Task statement ▸
Leave out the pictures and repeat the rest of the material exactly.

>> Start Records shown

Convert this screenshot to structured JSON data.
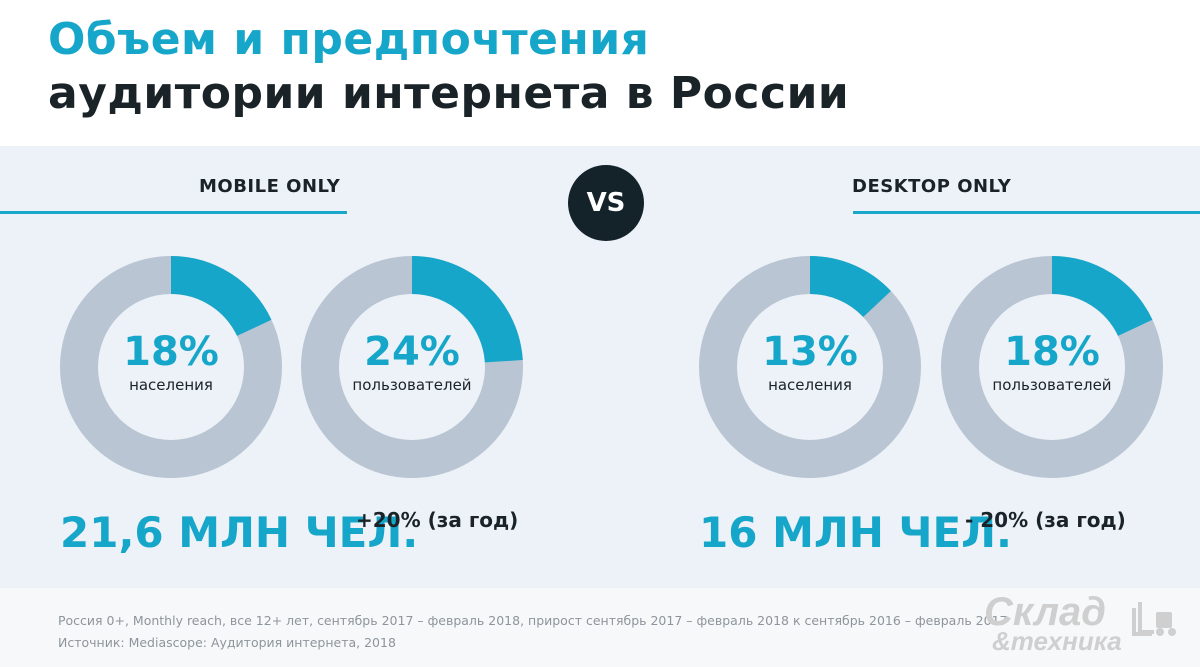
{
  "title": {
    "line1": "Объем и предпочтения",
    "line2": "аудитории интернета в России"
  },
  "vs_label": "VS",
  "colors": {
    "accent": "#16a6c9",
    "ring": "#b9c5d2",
    "dark": "#1a2328",
    "panel": "#edf2f8"
  },
  "sections": [
    {
      "label": "MOBILE ONLY",
      "total": "21,6 МЛН ЧЕЛ.",
      "change": "+20% (за год)"
    },
    {
      "label": "DESKTOP ONLY",
      "total": "16 МЛН ЧЕЛ.",
      "change": "- 20% (за год)"
    }
  ],
  "chart_data": [
    {
      "type": "pie",
      "group": "MOBILE ONLY",
      "value": 18,
      "label": "18%",
      "caption": "населения"
    },
    {
      "type": "pie",
      "group": "MOBILE ONLY",
      "value": 24,
      "label": "24%",
      "caption": "пользователей"
    },
    {
      "type": "pie",
      "group": "DESKTOP ONLY",
      "value": 13,
      "label": "13%",
      "caption": "населения"
    },
    {
      "type": "pie",
      "group": "DESKTOP ONLY",
      "value": 18,
      "label": "18%",
      "caption": "пользователей"
    }
  ],
  "footnote": {
    "line1": "Россия 0+, Monthly reach, все 12+ лет, сентябрь 2017 – февраль 2018, прирост сентябрь 2017 – февраль 2018 к сентябрь 2016 – февраль 2017",
    "line2": "Источник: Mediascope: Аудитория интернета, 2018"
  },
  "logo": {
    "word1": "Склад",
    "word2": "&техника"
  }
}
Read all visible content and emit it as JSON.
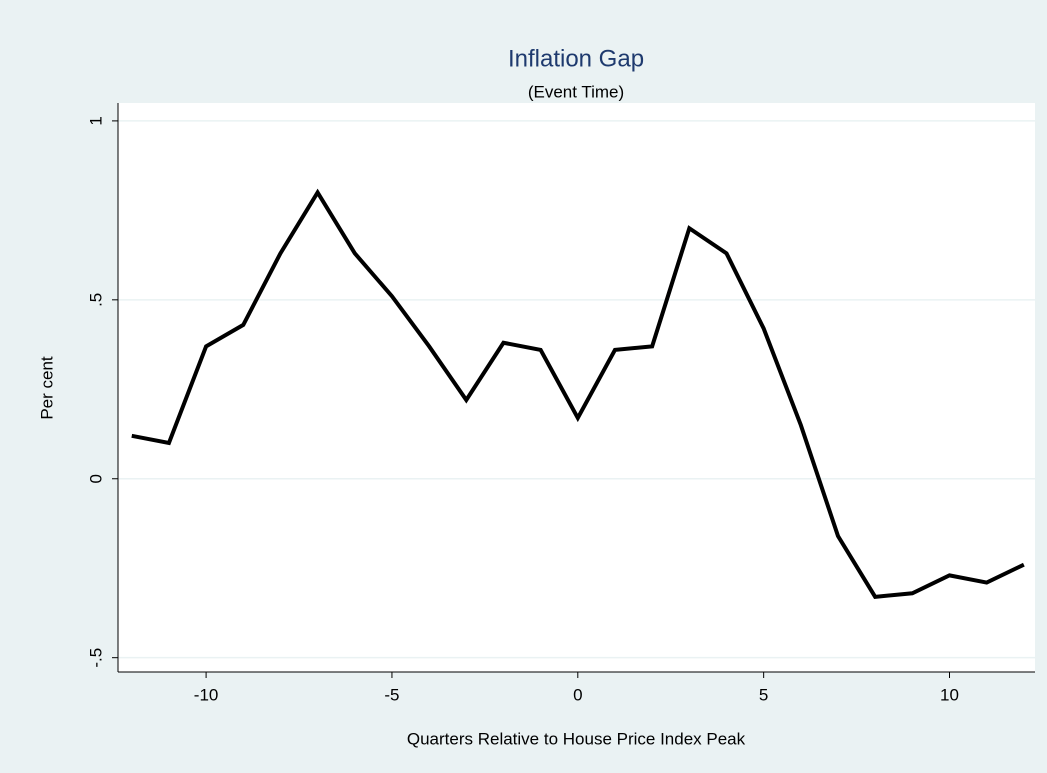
{
  "chart_data": {
    "type": "line",
    "title": "Inflation Gap",
    "subtitle": "(Event Time)",
    "x_label": "Quarters Relative to House Price Index Peak",
    "y_label": "Per cent",
    "x": [
      -12,
      -11,
      -10,
      -9,
      -8,
      -7,
      -6,
      -5,
      -4,
      -3,
      -2,
      -1,
      0,
      1,
      2,
      3,
      4,
      5,
      6,
      7,
      8,
      9,
      10,
      11,
      12
    ],
    "series": [
      {
        "name": "Inflation Gap",
        "color": "#000000",
        "values": [
          0.12,
          0.1,
          0.37,
          0.43,
          0.63,
          0.8,
          0.63,
          0.51,
          0.37,
          0.22,
          0.38,
          0.36,
          0.17,
          0.36,
          0.37,
          0.7,
          0.63,
          0.42,
          0.15,
          -0.16,
          -0.33,
          -0.32,
          -0.27,
          -0.29,
          -0.24
        ]
      }
    ],
    "xlim": [
      -12.37,
      12.3
    ],
    "xticks": [
      -10,
      -5,
      0,
      5,
      10
    ],
    "ylim": [
      -0.54,
      1.05
    ],
    "yticks": [
      {
        "value": -0.5,
        "label": "-.5"
      },
      0,
      {
        "value": 0.5,
        "label": ".5"
      },
      1
    ],
    "grid": true
  }
}
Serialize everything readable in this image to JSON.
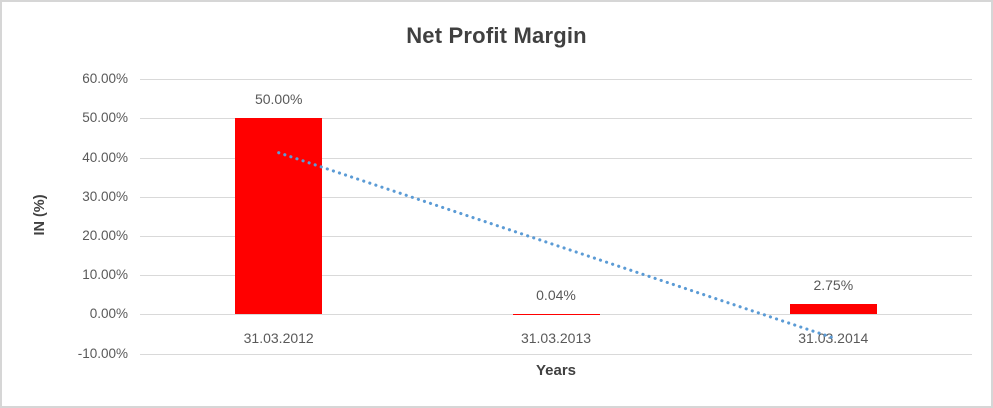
{
  "chart_data": {
    "type": "bar",
    "title": "Net Profit Margin",
    "xlabel": "Years",
    "ylabel": "IN (%)",
    "categories": [
      "31.03.2012",
      "31.03.2013",
      "31.03.2014"
    ],
    "values": [
      50.0,
      0.04,
      2.75
    ],
    "data_labels": [
      "50.00%",
      "0.04%",
      "2.75%"
    ],
    "ylim": [
      -10,
      60
    ],
    "ytick_interval": 10,
    "ytick_labels": [
      "60.00%",
      "50.00%",
      "40.00%",
      "30.00%",
      "20.00%",
      "10.00%",
      "0.00%",
      "-10.00%"
    ],
    "grid": true,
    "legend": false,
    "colors": {
      "bar": "#ff0000",
      "gridline": "#d9d9d9",
      "tick_text": "#595959",
      "title_text": "#404040",
      "trendline": "#5b9bd5"
    },
    "trendline": {
      "type": "linear",
      "style": "dotted",
      "color": "#5b9bd5",
      "start_value": 41.2,
      "end_value": -6.0
    }
  }
}
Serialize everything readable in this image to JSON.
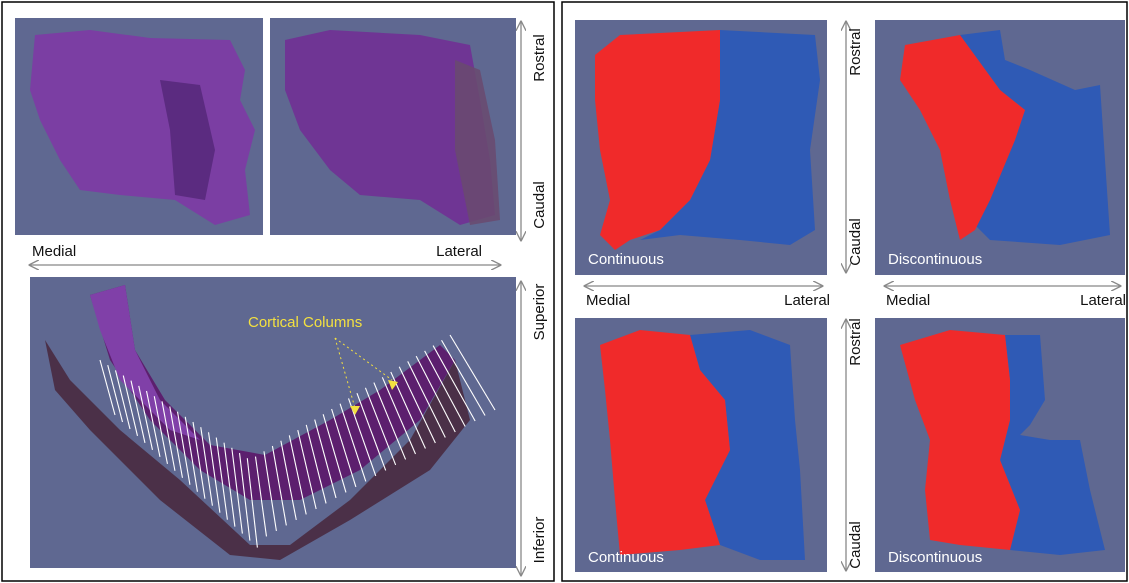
{
  "left_panel": {
    "top": {
      "medial": "Medial",
      "lateral": "Lateral",
      "rostral": "Rostral",
      "caudal": "Caudal"
    },
    "bottom": {
      "superior": "Superior",
      "inferior": "Inferior",
      "annotation": "Cortical Columns"
    }
  },
  "right_panel": {
    "top": {
      "rostral": "Rostral",
      "caudal": "Caudal",
      "left_caption": "Continuous",
      "right_caption": "Discontinuous",
      "left_medial": "Medial",
      "left_lateral": "Lateral",
      "right_medial": "Medial",
      "right_lateral": "Lateral"
    },
    "bottom": {
      "rostral": "Rostral",
      "caudal": "Caudal",
      "left_caption": "Continuous",
      "right_caption": "Discontinuous"
    }
  }
}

>> End Records shown

Right answer ▸
Convert this screenshot to structured JSON data.
{
  "title": {
    "line1": "Объем и предпочтения",
    "line2": "аудитории интернета в России"
  },
  "vs_label": "VS",
  "colors": {
    "accent": "#16a6c9",
    "ring": "#b9c5d2",
    "dark": "#1a2328",
    "panel": "#edf2f8"
  },
  "sections": [
    {
      "label": "MOBILE ONLY",
      "total": "21,6 МЛН ЧЕЛ.",
      "change": "+20% (за год)"
    },
    {
      "label": "DESKTOP ONLY",
      "total": "16 МЛН ЧЕЛ.",
      "change": "- 20% (за год)"
    }
  ],
  "chart_data": [
    {
      "type": "pie",
      "group": "MOBILE ONLY",
      "value": 18,
      "label": "18%",
      "caption": "населения"
    },
    {
      "type": "pie",
      "group": "MOBILE ONLY",
      "value": 24,
      "label": "24%",
      "caption": "пользователей"
    },
    {
      "type": "pie",
      "group": "DESKTOP ONLY",
      "value": 13,
      "label": "13%",
      "caption": "населения"
    },
    {
      "type": "pie",
      "group": "DESKTOP ONLY",
      "value": 18,
      "label": "18%",
      "caption": "пользователей"
    }
  ],
  "footnote": {
    "line1": "Россия 0+, Monthly reach, все 12+ лет, сентябрь 2017 – февраль 2018, прирост сентябрь 2017 – февраль 2018 к сентябрь 2016 – февраль 2017",
    "line2": "Источник: Mediascope: Аудитория интернета, 2018"
  },
  "logo": {
    "word1": "Склад",
    "word2": "&техника"
  }
}
Read all visible content and emit it as JSON.
{
  "chart_data": {
    "type": "line",
    "title": "Inflation Gap",
    "subtitle": "(Event Time)",
    "x_label": "Quarters Relative to House Price Index Peak",
    "y_label": "Per cent",
    "x": [
      -12,
      -11,
      -10,
      -9,
      -8,
      -7,
      -6,
      -5,
      -4,
      -3,
      -2,
      -1,
      0,
      1,
      2,
      3,
      4,
      5,
      6,
      7,
      8,
      9,
      10,
      11,
      12
    ],
    "series": [
      {
        "name": "Inflation Gap",
        "color": "#000000",
        "values": [
          0.12,
          0.1,
          0.37,
          0.43,
          0.63,
          0.8,
          0.63,
          0.51,
          0.37,
          0.22,
          0.38,
          0.36,
          0.17,
          0.36,
          0.37,
          0.7,
          0.63,
          0.42,
          0.15,
          -0.16,
          -0.33,
          -0.32,
          -0.27,
          -0.29,
          -0.24
        ]
      }
    ],
    "xlim": [
      -12.37,
      12.3
    ],
    "xticks": [
      -10,
      -5,
      0,
      5,
      10
    ],
    "ylim": [
      -0.54,
      1.05
    ],
    "yticks": [
      {
        "value": -0.5,
        "label": "-.5"
      },
      0,
      {
        "value": 0.5,
        "label": ".5"
      },
      1
    ],
    "grid": true
  }
}
Serialize everything readable in this image to JSON.
{
  "chart_data": {
    "type": "bar",
    "title": "Net Profit Margin",
    "xlabel": "Years",
    "ylabel": "IN (%)",
    "categories": [
      "31.03.2012",
      "31.03.2013",
      "31.03.2014"
    ],
    "values": [
      50.0,
      0.04,
      2.75
    ],
    "data_labels": [
      "50.00%",
      "0.04%",
      "2.75%"
    ],
    "ylim": [
      -10,
      60
    ],
    "ytick_interval": 10,
    "ytick_labels": [
      "60.00%",
      "50.00%",
      "40.00%",
      "30.00%",
      "20.00%",
      "10.00%",
      "0.00%",
      "-10.00%"
    ],
    "grid": true,
    "legend": false,
    "colors": {
      "bar": "#ff0000",
      "gridline": "#d9d9d9",
      "tick_text": "#595959",
      "title_text": "#404040",
      "trendline": "#5b9bd5"
    },
    "trendline": {
      "type": "linear",
      "style": "dotted",
      "color": "#5b9bd5",
      "start_value": 41.2,
      "end_value": -6.0
    }
  }
}
Serialize everything readable in this image to JSON.
{
  "left_panel": {
    "top": {
      "medial": "Medial",
      "lateral": "Lateral",
      "rostral": "Rostral",
      "caudal": "Caudal"
    },
    "bottom": {
      "superior": "Superior",
      "inferior": "Inferior",
      "annotation": "Cortical Columns"
    }
  },
  "right_panel": {
    "top": {
      "rostral": "Rostral",
      "caudal": "Caudal",
      "left_caption": "Continuous",
      "right_caption": "Discontinuous",
      "left_medial": "Medial",
      "left_lateral": "Lateral",
      "right_medial": "Medial",
      "right_lateral": "Lateral"
    },
    "bottom": {
      "rostral": "Rostral",
      "caudal": "Caudal",
      "left_caption": "Continuous",
      "right_caption": "Discontinuous"
    }
  }
}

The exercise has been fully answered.